----- EXTRACTED DATA

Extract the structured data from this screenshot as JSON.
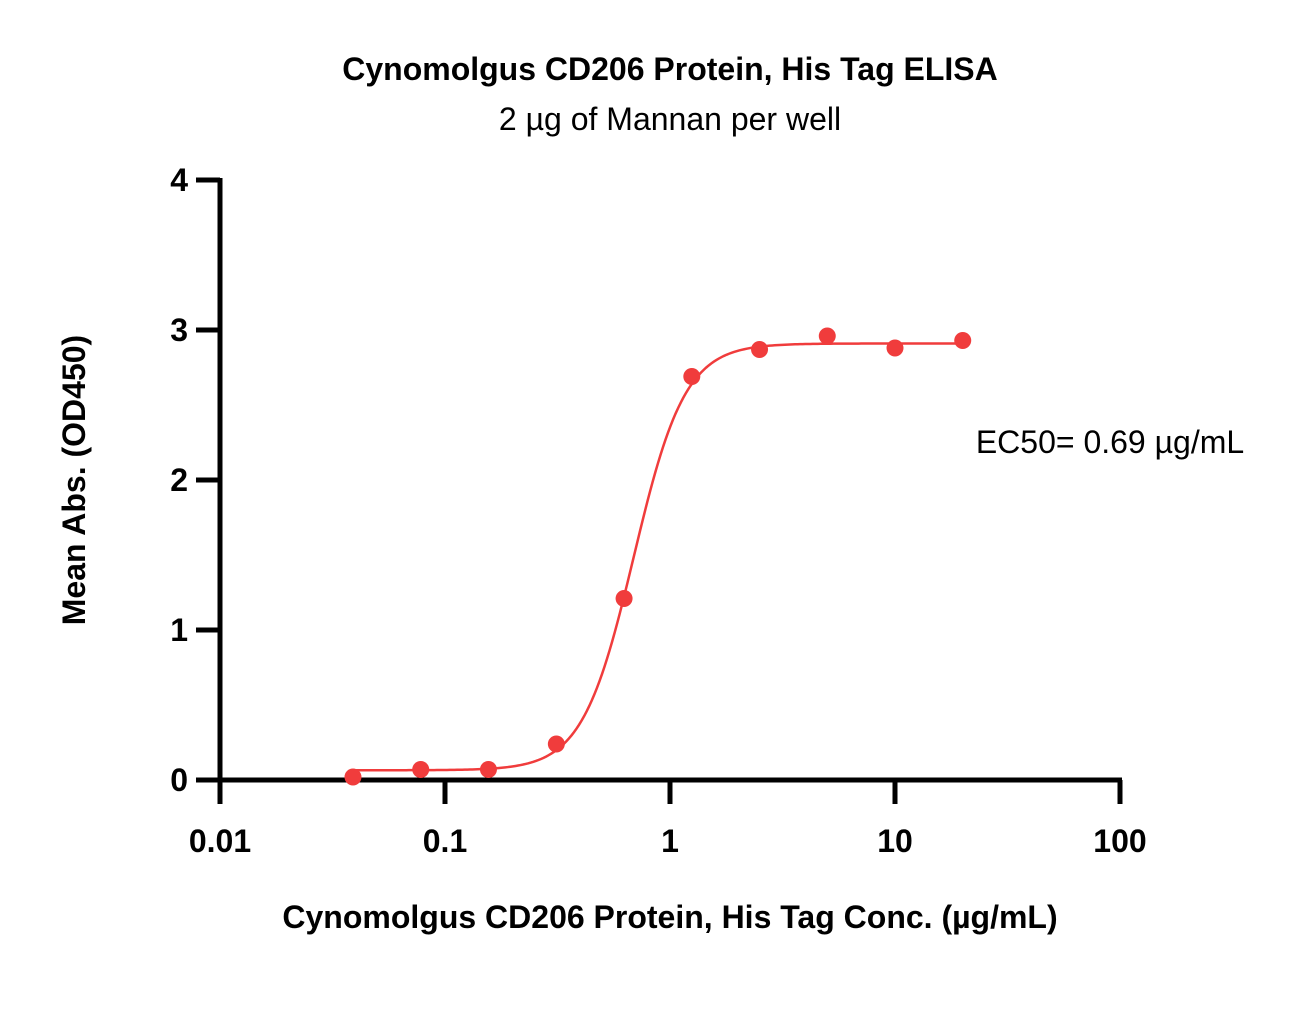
{
  "chart_data": {
    "type": "scatter",
    "title": "Cynomolgus CD206 Protein, His Tag ELISA",
    "subtitle": "2 µg of Mannan per well",
    "xlabel": "Cynomolgus CD206 Protein, His Tag Conc. (µg/mL)",
    "ylabel": "Mean Abs. (OD450)",
    "x_scale": "log",
    "xlim": [
      0.01,
      100
    ],
    "ylim": [
      0,
      4
    ],
    "x_ticks": [
      {
        "value": 0.01,
        "label": "0.01"
      },
      {
        "value": 0.1,
        "label": "0.1"
      },
      {
        "value": 1,
        "label": "1"
      },
      {
        "value": 10,
        "label": "10"
      },
      {
        "value": 100,
        "label": "100"
      }
    ],
    "y_ticks": [
      {
        "value": 0,
        "label": "0"
      },
      {
        "value": 1,
        "label": "1"
      },
      {
        "value": 2,
        "label": "2"
      },
      {
        "value": 3,
        "label": "3"
      },
      {
        "value": 4,
        "label": "4"
      }
    ],
    "series": [
      {
        "color": "#f03c3c",
        "points": [
          {
            "x": 0.039,
            "y": 0.02
          },
          {
            "x": 0.078,
            "y": 0.07
          },
          {
            "x": 0.156,
            "y": 0.07
          },
          {
            "x": 0.3125,
            "y": 0.24
          },
          {
            "x": 0.625,
            "y": 1.21
          },
          {
            "x": 1.25,
            "y": 2.69
          },
          {
            "x": 2.5,
            "y": 2.87
          },
          {
            "x": 5,
            "y": 2.96
          },
          {
            "x": 10,
            "y": 2.88
          },
          {
            "x": 20,
            "y": 2.93
          }
        ],
        "fit": {
          "bottom": 0.065,
          "top": 2.91,
          "ec50": 0.69,
          "hill": 3.8,
          "x_range": [
            0.039,
            20
          ]
        }
      }
    ],
    "annotation": "EC50= 0.69 µg/mL",
    "grid": false,
    "legend": "none"
  }
}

----------

PROMPT » Search the data above for the word "Protein" and show every line that has it.

FINISHED EXERCISE »
    "title": "Cynomolgus CD206 Protein, His Tag ELISA",
    "xlabel": "Cynomolgus CD206 Protein, His Tag Conc. (µg/mL)",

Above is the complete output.